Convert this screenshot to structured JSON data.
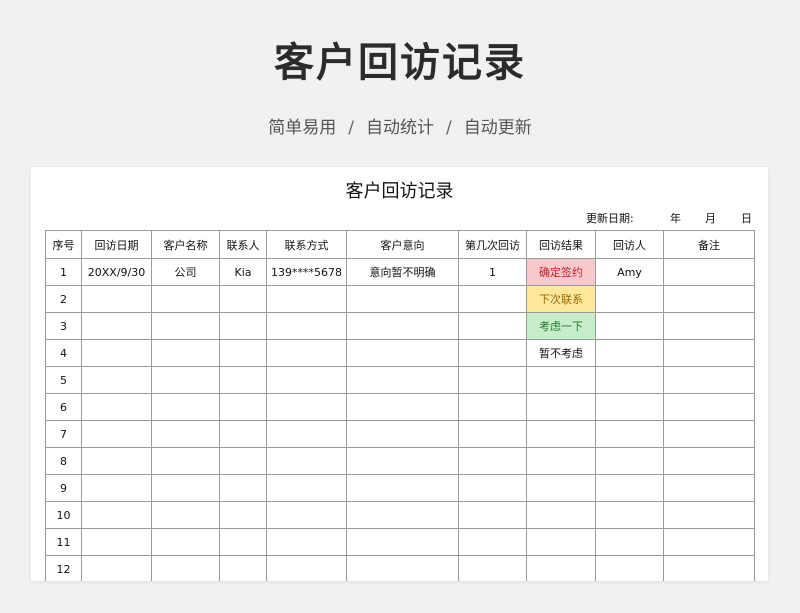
{
  "hero": {
    "title": "客户回访记录",
    "subtitle_parts": [
      "简单易用",
      "/",
      "自动统计",
      "/",
      "自动更新"
    ]
  },
  "sheet": {
    "title": "客户回访记录",
    "update_label": "更新日期:",
    "year_label": "年",
    "month_label": "月",
    "day_label": "日",
    "columns": [
      "序号",
      "回访日期",
      "客户名称",
      "联系人",
      "联系方式",
      "客户意向",
      "第几次回访",
      "回访结果",
      "回访人",
      "备注"
    ],
    "rows": [
      [
        "1",
        "20XX/9/30",
        "公司",
        "Kia",
        "139****5678",
        "意向暂不明确",
        "1",
        "确定签约",
        "Amy",
        ""
      ],
      [
        "2",
        "",
        "",
        "",
        "",
        "",
        "",
        "下次联系",
        "",
        ""
      ],
      [
        "3",
        "",
        "",
        "",
        "",
        "",
        "",
        "考虑一下",
        "",
        ""
      ],
      [
        "4",
        "",
        "",
        "",
        "",
        "",
        "",
        "暂不考虑",
        "",
        ""
      ],
      [
        "5",
        "",
        "",
        "",
        "",
        "",
        "",
        "",
        "",
        ""
      ],
      [
        "6",
        "",
        "",
        "",
        "",
        "",
        "",
        "",
        "",
        ""
      ],
      [
        "7",
        "",
        "",
        "",
        "",
        "",
        "",
        "",
        "",
        ""
      ],
      [
        "8",
        "",
        "",
        "",
        "",
        "",
        "",
        "",
        "",
        ""
      ],
      [
        "9",
        "",
        "",
        "",
        "",
        "",
        "",
        "",
        "",
        ""
      ],
      [
        "10",
        "",
        "",
        "",
        "",
        "",
        "",
        "",
        "",
        ""
      ],
      [
        "11",
        "",
        "",
        "",
        "",
        "",
        "",
        "",
        "",
        ""
      ],
      [
        "12",
        "",
        "",
        "",
        "",
        "",
        "",
        "",
        "",
        ""
      ]
    ],
    "result_styles": [
      {
        "bg": "#f8c9cc",
        "fg": "#c0242c"
      },
      {
        "bg": "#fde89c",
        "fg": "#9a6a00"
      },
      {
        "bg": "#c8edcb",
        "fg": "#1f7a2e"
      },
      {
        "bg": "#ffffff",
        "fg": "#111111"
      }
    ]
  }
}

§

**What the task asks:**
Transcribe all of the material exactly, leaving out whatever pictures it contains.

**Solution:**
Convert this screenshot to structured JSON data.
{
  "hero": {
    "title": "客户回访记录",
    "subtitle_parts": [
      "简单易用",
      "/",
      "自动统计",
      "/",
      "自动更新"
    ]
  },
  "sheet": {
    "title": "客户回访记录",
    "update_label": "更新日期:",
    "year_label": "年",
    "month_label": "月",
    "day_label": "日",
    "columns": [
      "序号",
      "回访日期",
      "客户名称",
      "联系人",
      "联系方式",
      "客户意向",
      "第几次回访",
      "回访结果",
      "回访人",
      "备注"
    ],
    "rows": [
      [
        "1",
        "20XX/9/30",
        "公司",
        "Kia",
        "139****5678",
        "意向暂不明确",
        "1",
        "确定签约",
        "Amy",
        ""
      ],
      [
        "2",
        "",
        "",
        "",
        "",
        "",
        "",
        "下次联系",
        "",
        ""
      ],
      [
        "3",
        "",
        "",
        "",
        "",
        "",
        "",
        "考虑一下",
        "",
        ""
      ],
      [
        "4",
        "",
        "",
        "",
        "",
        "",
        "",
        "暂不考虑",
        "",
        ""
      ],
      [
        "5",
        "",
        "",
        "",
        "",
        "",
        "",
        "",
        "",
        ""
      ],
      [
        "6",
        "",
        "",
        "",
        "",
        "",
        "",
        "",
        "",
        ""
      ],
      [
        "7",
        "",
        "",
        "",
        "",
        "",
        "",
        "",
        "",
        ""
      ],
      [
        "8",
        "",
        "",
        "",
        "",
        "",
        "",
        "",
        "",
        ""
      ],
      [
        "9",
        "",
        "",
        "",
        "",
        "",
        "",
        "",
        "",
        ""
      ],
      [
        "10",
        "",
        "",
        "",
        "",
        "",
        "",
        "",
        "",
        ""
      ],
      [
        "11",
        "",
        "",
        "",
        "",
        "",
        "",
        "",
        "",
        ""
      ],
      [
        "12",
        "",
        "",
        "",
        "",
        "",
        "",
        "",
        "",
        ""
      ]
    ],
    "result_styles": [
      {
        "bg": "#f8c9cc",
        "fg": "#c0242c"
      },
      {
        "bg": "#fde89c",
        "fg": "#9a6a00"
      },
      {
        "bg": "#c8edcb",
        "fg": "#1f7a2e"
      },
      {
        "bg": "#ffffff",
        "fg": "#111111"
      }
    ]
  }
}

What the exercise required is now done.